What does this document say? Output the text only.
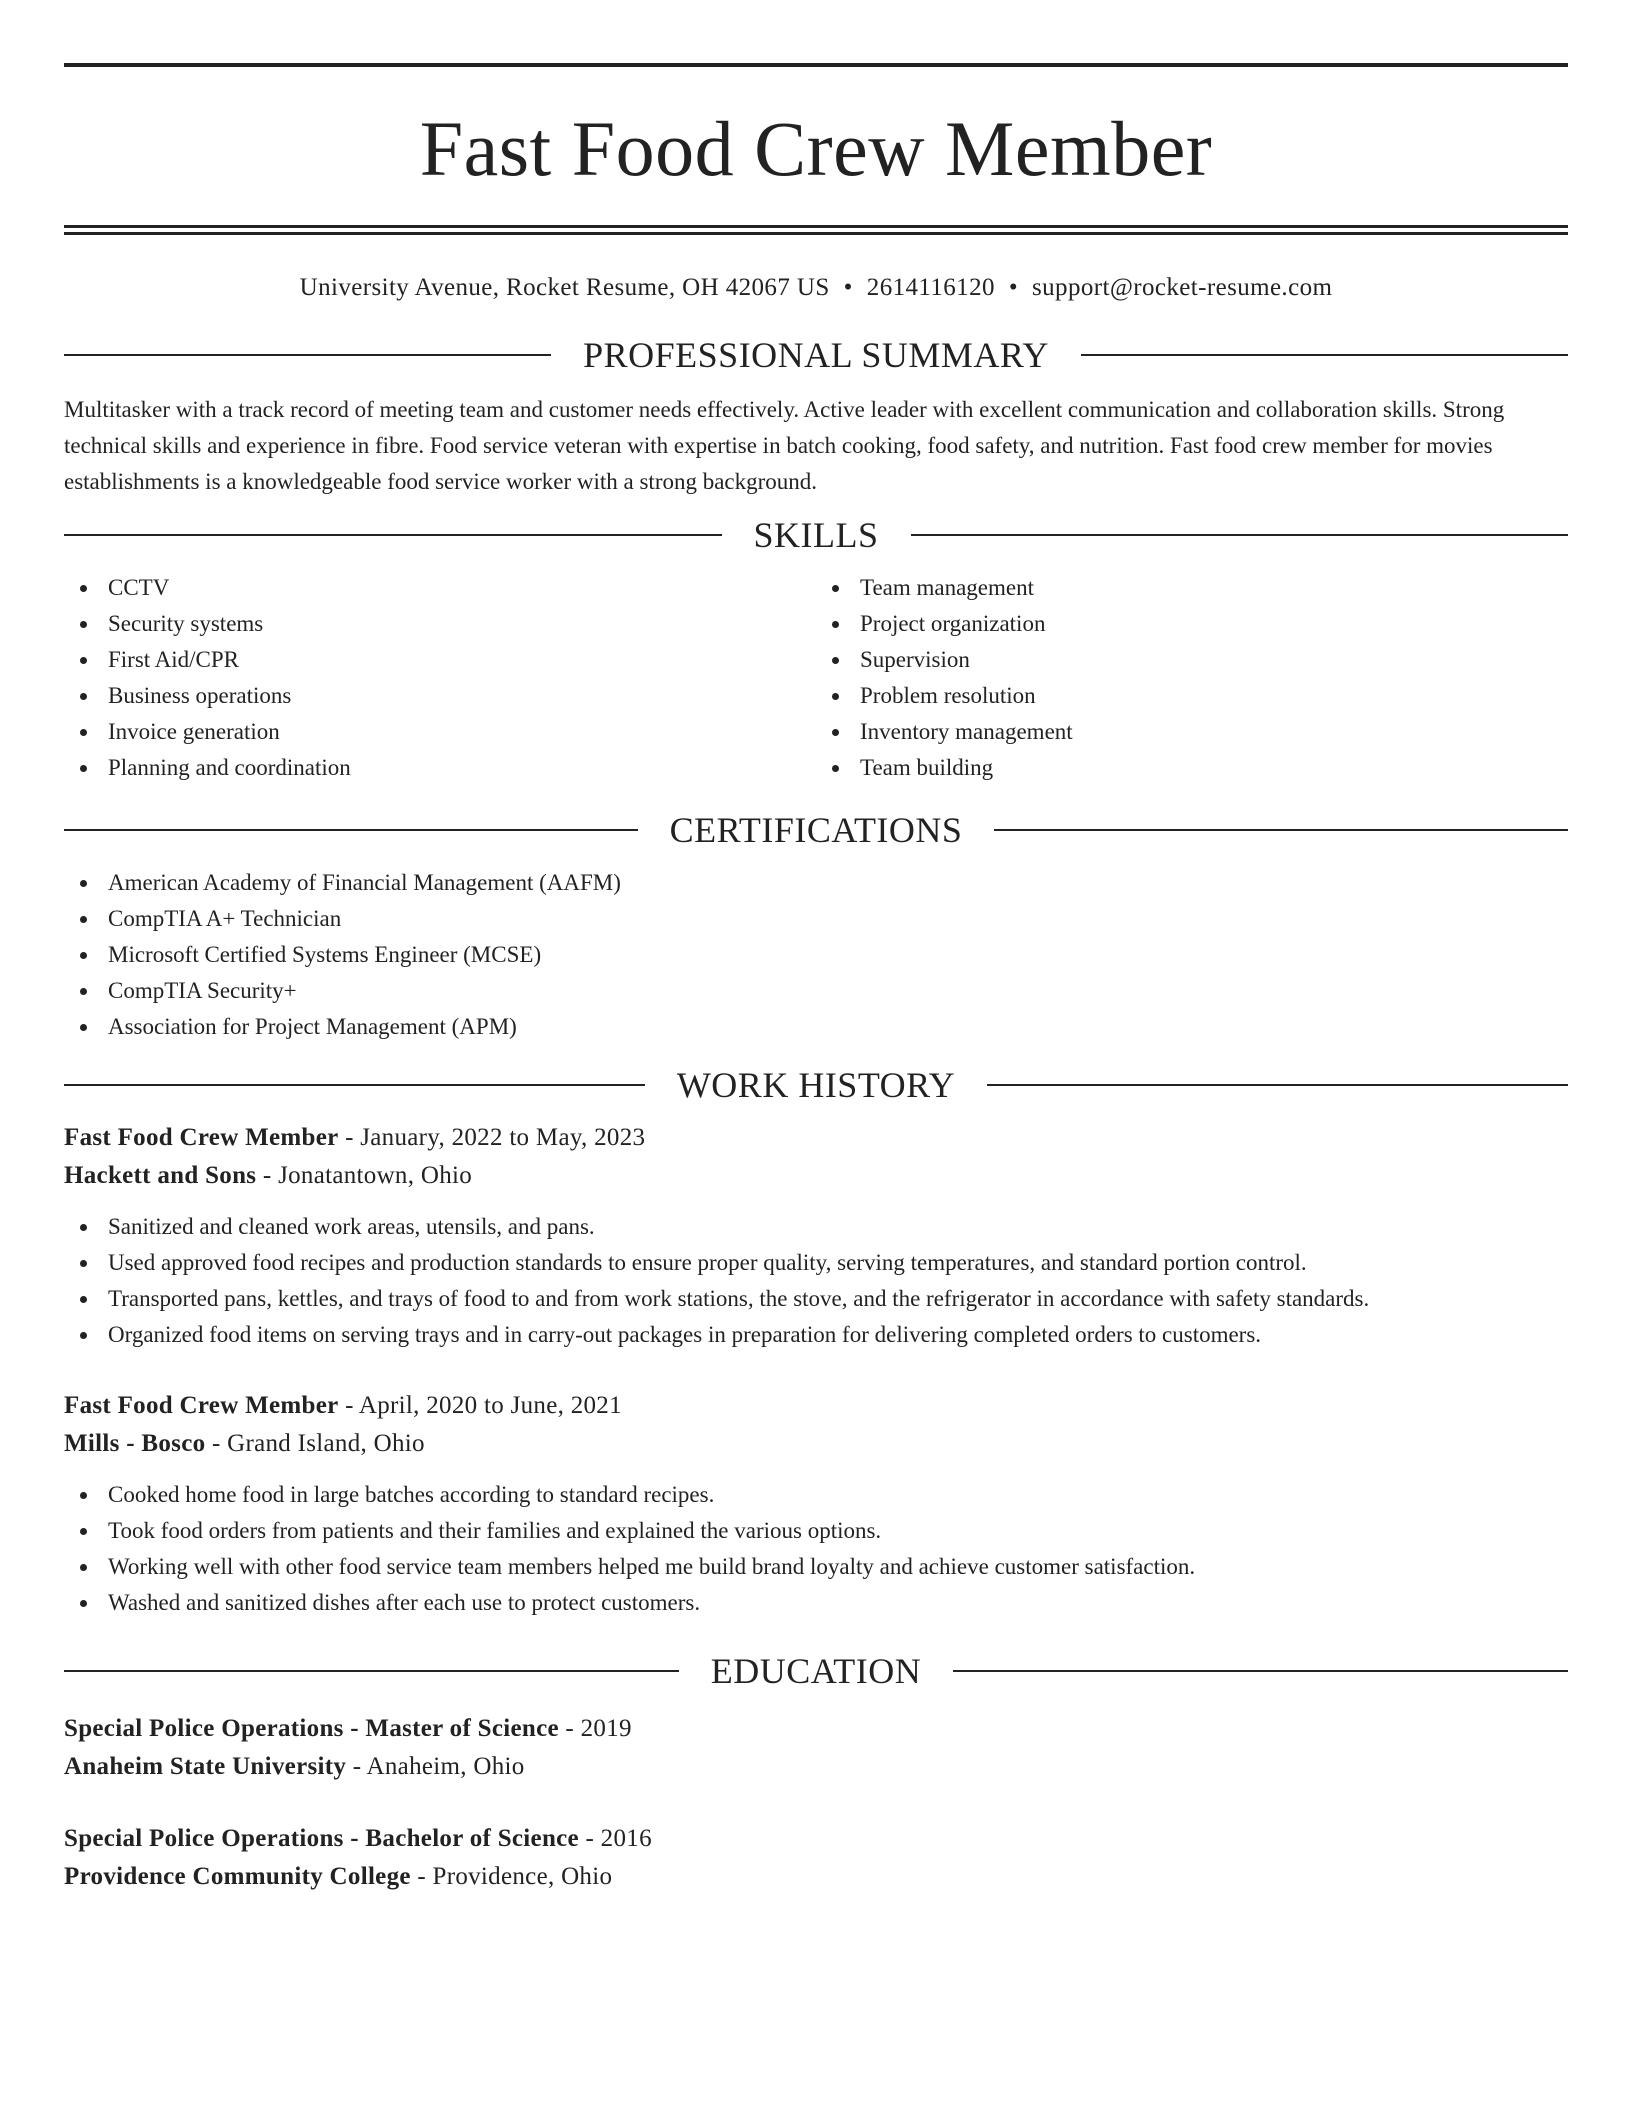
Fast Food Crew Member
University Avenue, Rocket Resume, OH 42067 US • 2614116120 • support@rocket-resume.com
PROFESSIONAL SUMMARY

Multitasker with a track record of meeting team and customer needs effectively. Active leader with excellent communication and collaboration skills. Strong technical skills and experience in fibre. Food service veteran with expertise in batch cooking, food safety, and nutrition. Fast food crew member for movies establishments is a knowledgeable food service worker with a strong background.

SKILLS
CCTV
Security systems
First Aid/CPR
Business operations
Invoice generation
Planning and coordination
Team management
Project organization
Supervision
Problem resolution
Inventory management
Team building
CERTIFICATIONS
American Academy of Financial Management (AAFM)
CompTIA A+ Technician
Microsoft Certified Systems Engineer (MCSE)
CompTIA Security+
Association for Project Management (APM)
WORK HISTORY
Fast Food Crew Member - January, 2022 to May, 2023
Hackett and Sons - Jonatantown, Ohio
Sanitized and cleaned work areas, utensils, and pans.
Used approved food recipes and production standards to ensure proper quality, serving temperatures, and standard portion control.
Transported pans, kettles, and trays of food to and from work stations, the stove, and the refrigerator in accordance with safety standards.
Organized food items on serving trays and in carry-out packages in preparation for delivering completed orders to customers.
Fast Food Crew Member - April, 2020 to June, 2021
Mills - Bosco - Grand Island, Ohio
Cooked home food in large batches according to standard recipes.
Took food orders from patients and their families and explained the various options.
Working well with other food service team members helped me build brand loyalty and achieve customer satisfaction.
Washed and sanitized dishes after each use to protect customers.
EDUCATION
Special Police Operations - Master of Science - 2019
Anaheim State University - Anaheim, Ohio
Special Police Operations - Bachelor of Science - 2016
Providence Community College - Providence, Ohio
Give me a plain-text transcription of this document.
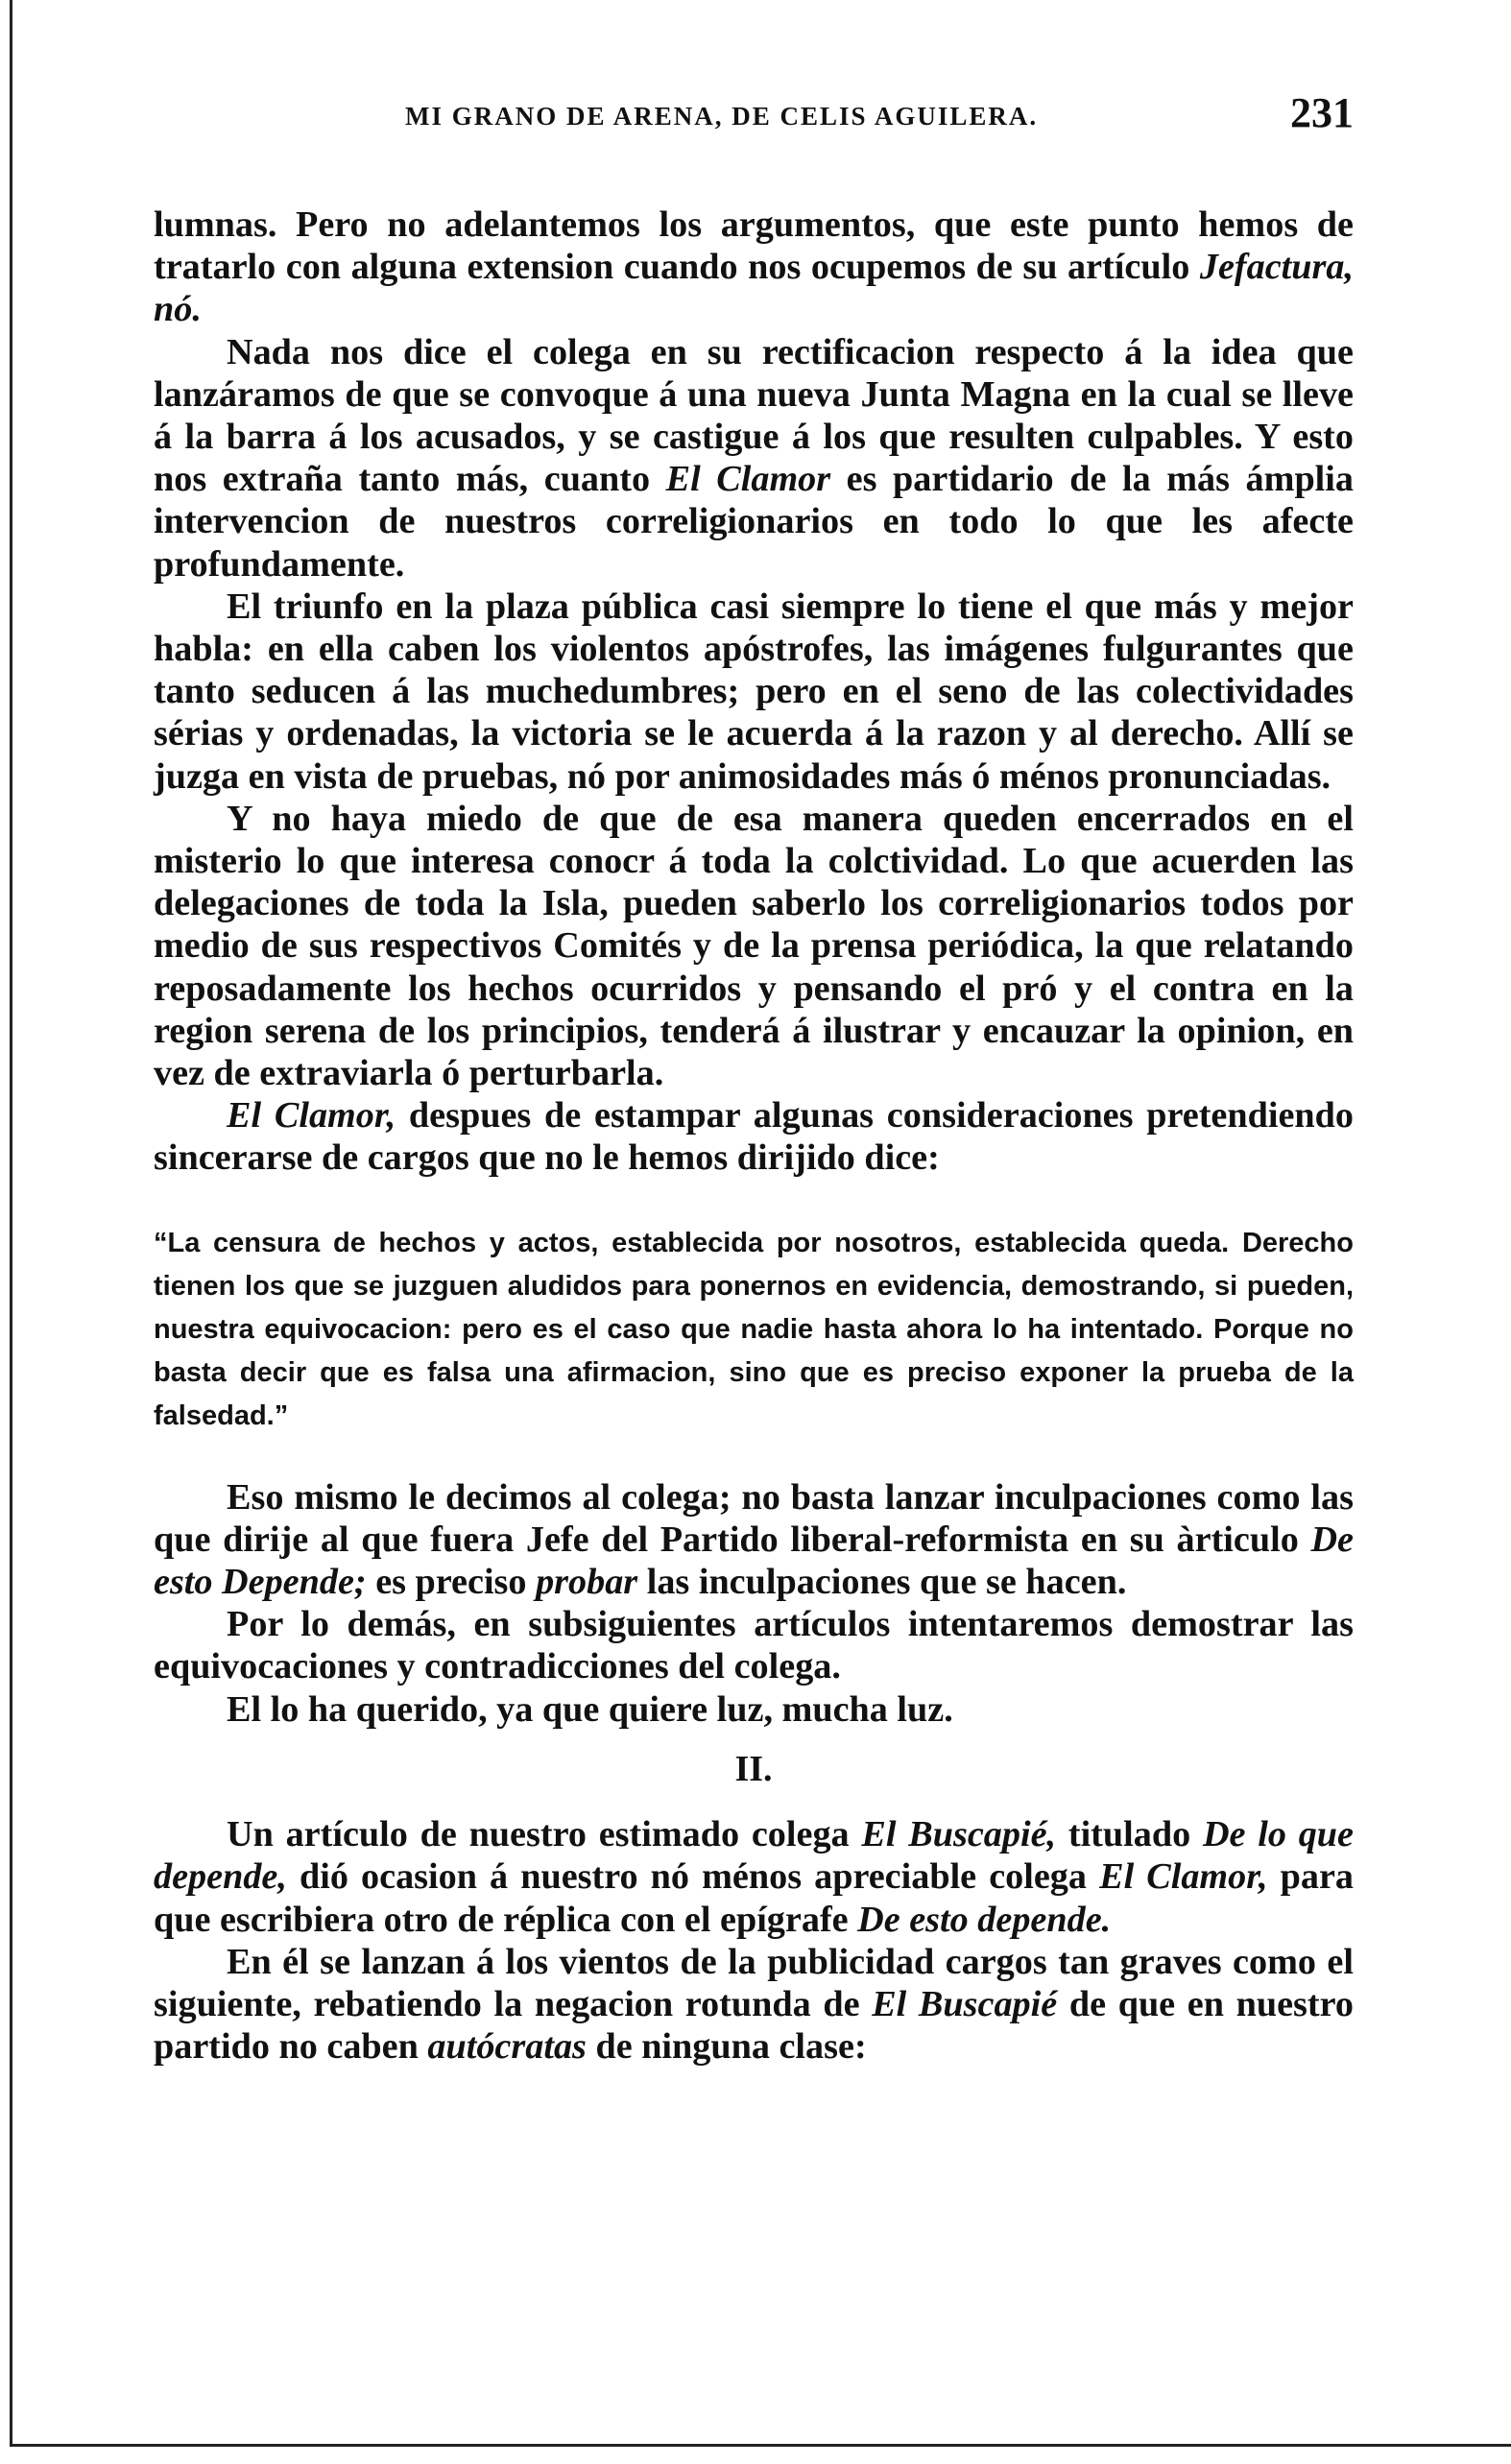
MI GRANO DE ARENA, DE CELIS AGUILERA.	231

lumnas. Pero no adelantemos los argumentos, que este punto hemos de tratarlo con alguna extension cuando nos ocupemos de su artículo Jefactura, nó.

Nada nos dice el colega en su rectificacion respecto á la idea que lanzáramos de que se convoque á una nueva Junta Magna en la cual se lleve á la barra á los acusados, y se castigue á los que resulten culpables. Y esto nos extraña tanto más, cuanto El Clamor es partidario de la más ámplia intervencion de nuestros correligionarios en todo lo que les afecte profundamente.

El triunfo en la plaza pública casi siempre lo tiene el que más y mejor habla: en ella caben los violentos apóstrofes, las imágenes fulgurantes que tanto seducen á las muchedumbres; pero en el seno de las colectividades sérias y ordenadas, la victoria se le acuerda á la razon y al derecho. Allí se juzga en vista de pruebas, nó por animosidades más ó ménos pronunciadas.

Y no haya miedo de que de esa manera queden encerrados en el misterio lo que interesa conocr á toda la colctividad. Lo que acuerden las delegaciones de toda la Isla, pueden saberlo los correligionarios todos por medio de sus respectivos Comités y de la prensa periódica, la que relatando reposadamente los hechos ocurridos y pensando el pró y el contra en la region serena de los principios, tenderá á ilustrar y encauzar la opinion, en vez de extraviarla ó perturbarla.

El Clamor, despues de estampar algunas consideraciones pretendiendo sincerarse de cargos que no le hemos dirijido dice:

“La censura de hechos y actos, establecida por nosotros, establecida queda. Derecho tienen los que se juzguen aludidos para ponernos en evidencia, demostrando, si pueden, nuestra equivocacion: pero es el caso que nadie hasta ahora lo ha intentado. Porque no basta decir que es falsa una afirmacion, sino que es preciso exponer la prueba de la falsedad.”

Eso mismo le decimos al colega; no basta lanzar inculpaciones como las que dirije al que fuera Jefe del Partido liberal-reformista en su àrticulo De esto Depende; es preciso probar las inculpaciones que se hacen.

Por lo demás, en subsiguientes artículos intentaremos demostrar las equivocaciones y contradicciones del colega.

El lo ha querido, ya que quiere luz, mucha luz.

II.

Un artículo de nuestro estimado colega El Buscapié, titulado De lo que depende, dió ocasion á nuestro nó ménos apreciable colega El Clamor, para que escribiera otro de réplica con el epígrafe De esto depende.

En él se lanzan á los vientos de la publicidad cargos tan graves como el siguiente, rebatiendo la negacion rotunda de El Buscapié de que en nuestro partido no caben autócratas de ninguna clase:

================================

**Task directions**
Copy the listing exactly. Leave the pictures out.

**Response to the exercise**
What does this document say? Output the text only.
Fast Food Crew Member
University Avenue, Rocket Resume, OH 42067 US • 2614116120 • support@rocket-resume.com
PROFESSIONAL SUMMARY

Multitasker with a track record of meeting team and customer needs effectively. Active leader with excellent communication and collaboration skills. Strong technical skills and experience in fibre. Food service veteran with expertise in batch cooking, food safety, and nutrition. Fast food crew member for movies establishments is a knowledgeable food service worker with a strong background.

SKILLS
CCTV
Security systems
First Aid/CPR
Business operations
Invoice generation
Planning and coordination
Team management
Project organization
Supervision
Problem resolution
Inventory management
Team building
CERTIFICATIONS
American Academy of Financial Management (AAFM)
CompTIA A+ Technician
Microsoft Certified Systems Engineer (MCSE)
CompTIA Security+
Association for Project Management (APM)
WORK HISTORY
Fast Food Crew Member - January, 2022 to May, 2023
Hackett and Sons - Jonatantown, Ohio
Sanitized and cleaned work areas, utensils, and pans.
Used approved food recipes and production standards to ensure proper quality, serving temperatures, and standard portion control.
Transported pans, kettles, and trays of food to and from work stations, the stove, and the refrigerator in accordance with safety standards.
Organized food items on serving trays and in carry-out packages in preparation for delivering completed orders to customers.
Fast Food Crew Member - April, 2020 to June, 2021
Mills - Bosco - Grand Island, Ohio
Cooked home food in large batches according to standard recipes.
Took food orders from patients and their families and explained the various options.
Working well with other food service team members helped me build brand loyalty and achieve customer satisfaction.
Washed and sanitized dishes after each use to protect customers.
EDUCATION
Special Police Operations - Master of Science - 2019
Anaheim State University - Anaheim, Ohio
Special Police Operations - Bachelor of Science - 2016
Providence Community College - Providence, Ohio
Give me a plain-text transcription of this document.
MI GRANO DE ARENA, DE CELIS AGUILERA.	231

lumnas. Pero no adelantemos los argumentos, que este punto hemos de tratarlo con alguna extension cuando nos ocupemos de su artículo Jefactura, nó.

Nada nos dice el colega en su rectificacion respecto á la idea que lanzáramos de que se convoque á una nueva Junta Magna en la cual se lleve á la barra á los acusados, y se castigue á los que resulten culpables. Y esto nos extraña tanto más, cuanto El Clamor es partidario de la más ámplia intervencion de nuestros correligionarios en todo lo que les afecte profundamente.

El triunfo en la plaza pública casi siempre lo tiene el que más y mejor habla: en ella caben los violentos apóstrofes, las imágenes fulgurantes que tanto seducen á las muchedumbres; pero en el seno de las colectividades sérias y ordenadas, la victoria se le acuerda á la razon y al derecho. Allí se juzga en vista de pruebas, nó por animosidades más ó ménos pronunciadas.

Y no haya miedo de que de esa manera queden encerrados en el misterio lo que interesa conocr á toda la colctividad. Lo que acuerden las delegaciones de toda la Isla, pueden saberlo los correligionarios todos por medio de sus respectivos Comités y de la prensa periódica, la que relatando reposadamente los hechos ocurridos y pensando el pró y el contra en la region serena de los principios, tenderá á ilustrar y encauzar la opinion, en vez de extraviarla ó perturbarla.

El Clamor, despues de estampar algunas consideraciones pretendiendo sincerarse de cargos que no le hemos dirijido dice:

“La censura de hechos y actos, establecida por nosotros, establecida queda. Derecho tienen los que se juzguen aludidos para ponernos en evidencia, demostrando, si pueden, nuestra equivocacion: pero es el caso que nadie hasta ahora lo ha intentado. Porque no basta decir que es falsa una afirmacion, sino que es preciso exponer la prueba de la falsedad.”

Eso mismo le decimos al colega; no basta lanzar inculpaciones como las que dirije al que fuera Jefe del Partido liberal-reformista en su àrticulo De esto Depende; es preciso probar las inculpaciones que se hacen.

Por lo demás, en subsiguientes artículos intentaremos demostrar las equivocaciones y contradicciones del colega.

El lo ha querido, ya que quiere luz, mucha luz.

II.

Un artículo de nuestro estimado colega El Buscapié, titulado De lo que depende, dió ocasion á nuestro nó ménos apreciable colega El Clamor, para que escribiera otro de réplica con el epígrafe De esto depende.

En él se lanzan á los vientos de la publicidad cargos tan graves como el siguiente, rebatiendo la negacion rotunda de El Buscapié de que en nuestro partido no caben autócratas de ninguna clase:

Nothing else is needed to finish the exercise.